··· Input data ···

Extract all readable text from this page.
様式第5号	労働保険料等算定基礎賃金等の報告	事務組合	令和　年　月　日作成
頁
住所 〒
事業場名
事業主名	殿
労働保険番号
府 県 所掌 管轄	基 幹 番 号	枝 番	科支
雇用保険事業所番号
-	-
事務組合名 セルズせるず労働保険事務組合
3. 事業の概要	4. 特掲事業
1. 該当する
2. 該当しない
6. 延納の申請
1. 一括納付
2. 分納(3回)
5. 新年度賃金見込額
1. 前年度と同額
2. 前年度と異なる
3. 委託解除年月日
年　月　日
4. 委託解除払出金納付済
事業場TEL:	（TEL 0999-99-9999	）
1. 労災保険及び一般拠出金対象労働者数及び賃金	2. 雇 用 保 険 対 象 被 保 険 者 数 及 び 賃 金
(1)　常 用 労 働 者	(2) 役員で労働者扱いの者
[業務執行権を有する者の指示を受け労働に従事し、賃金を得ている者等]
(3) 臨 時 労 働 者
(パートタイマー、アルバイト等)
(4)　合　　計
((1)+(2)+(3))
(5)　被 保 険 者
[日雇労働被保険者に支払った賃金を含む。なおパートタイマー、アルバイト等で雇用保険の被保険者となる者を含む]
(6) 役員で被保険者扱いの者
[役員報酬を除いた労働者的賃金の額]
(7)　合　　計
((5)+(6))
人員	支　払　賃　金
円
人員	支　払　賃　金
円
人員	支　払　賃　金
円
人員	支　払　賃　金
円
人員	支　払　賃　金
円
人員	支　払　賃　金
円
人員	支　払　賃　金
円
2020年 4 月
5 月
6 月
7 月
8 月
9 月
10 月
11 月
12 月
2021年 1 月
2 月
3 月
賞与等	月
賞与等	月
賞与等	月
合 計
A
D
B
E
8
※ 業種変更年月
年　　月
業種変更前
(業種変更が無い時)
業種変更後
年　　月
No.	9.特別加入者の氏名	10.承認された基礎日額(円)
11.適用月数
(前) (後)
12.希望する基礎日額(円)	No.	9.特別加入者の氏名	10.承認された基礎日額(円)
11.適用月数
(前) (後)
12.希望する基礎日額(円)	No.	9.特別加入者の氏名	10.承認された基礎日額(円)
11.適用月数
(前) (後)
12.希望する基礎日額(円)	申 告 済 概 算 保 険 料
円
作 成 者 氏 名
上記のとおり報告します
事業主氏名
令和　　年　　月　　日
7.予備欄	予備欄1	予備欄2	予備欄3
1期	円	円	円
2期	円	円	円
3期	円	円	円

···

* _Exercise directions_: Word for word, restate all of the data shown above.

* _Written response_:
Extract all readable text from this page.
様式第5号	労働保険料等算定基礎賃金等の報告	事務組合	令和　年　月　日作成
頁
住所 〒
事業場名
事業主名	殿
労働保険番号
府 県 所掌 管轄	基 幹 番 号	枝 番	科支
雇用保険事業所番号
-	-
事務組合名 セルズせるず労働保険事務組合
3. 事業の概要	4. 特掲事業
1. 該当する
2. 該当しない
6. 延納の申請
1. 一括納付
2. 分納(3回)
5. 新年度賃金見込額
1. 前年度と同額
2. 前年度と異なる
3. 委託解除年月日
年　月　日
4. 委託解除払出金納付済
事業場TEL:	（TEL 0999-99-9999	）
1. 労災保険及び一般拠出金対象労働者数及び賃金	2. 雇 用 保 険 対 象 被 保 険 者 数 及 び 賃 金
(1)　常 用 労 働 者	(2) 役員で労働者扱いの者
[業務執行権を有する者の指示を受け労働に従事し、賃金を得ている者等]
(3) 臨 時 労 働 者
(パートタイマー、アルバイト等)
(4)　合　　計
((1)+(2)+(3))
(5)　被 保 険 者
[日雇労働被保険者に支払った賃金を含む。なおパートタイマー、アルバイト等で雇用保険の被保険者となる者を含む]
(6) 役員で被保険者扱いの者
[役員報酬を除いた労働者的賃金の額]
(7)　合　　計
((5)+(6))
人員	支　払　賃　金
円
人員	支　払　賃　金
円
人員	支　払　賃　金
円
人員	支　払　賃　金
円
人員	支　払　賃　金
円
人員	支　払　賃　金
円
人員	支　払　賃　金
円
2020年 4 月
5 月
6 月
7 月
8 月
9 月
10 月
11 月
12 月
2021年 1 月
2 月
3 月
賞与等	月
賞与等	月
賞与等	月
合 計
A
D
B
E
8
※ 業種変更年月
年　　月
業種変更前
(業種変更が無い時)
業種変更後
年　　月
No.	9.特別加入者の氏名	10.承認された基礎日額(円)
11.適用月数
(前) (後)
12.希望する基礎日額(円)	No.	9.特別加入者の氏名	10.承認された基礎日額(円)
11.適用月数
(前) (後)
12.希望する基礎日額(円)	No.	9.特別加入者の氏名	10.承認された基礎日額(円)
11.適用月数
(前) (後)
12.希望する基礎日額(円)	申 告 済 概 算 保 険 料
円
作 成 者 氏 名
上記のとおり報告します
事業主氏名
令和　　年　　月　　日
7.予備欄	予備欄1	予備欄2	予備欄3
1期	円	円	円
2期	円	円	円
3期	円	円	円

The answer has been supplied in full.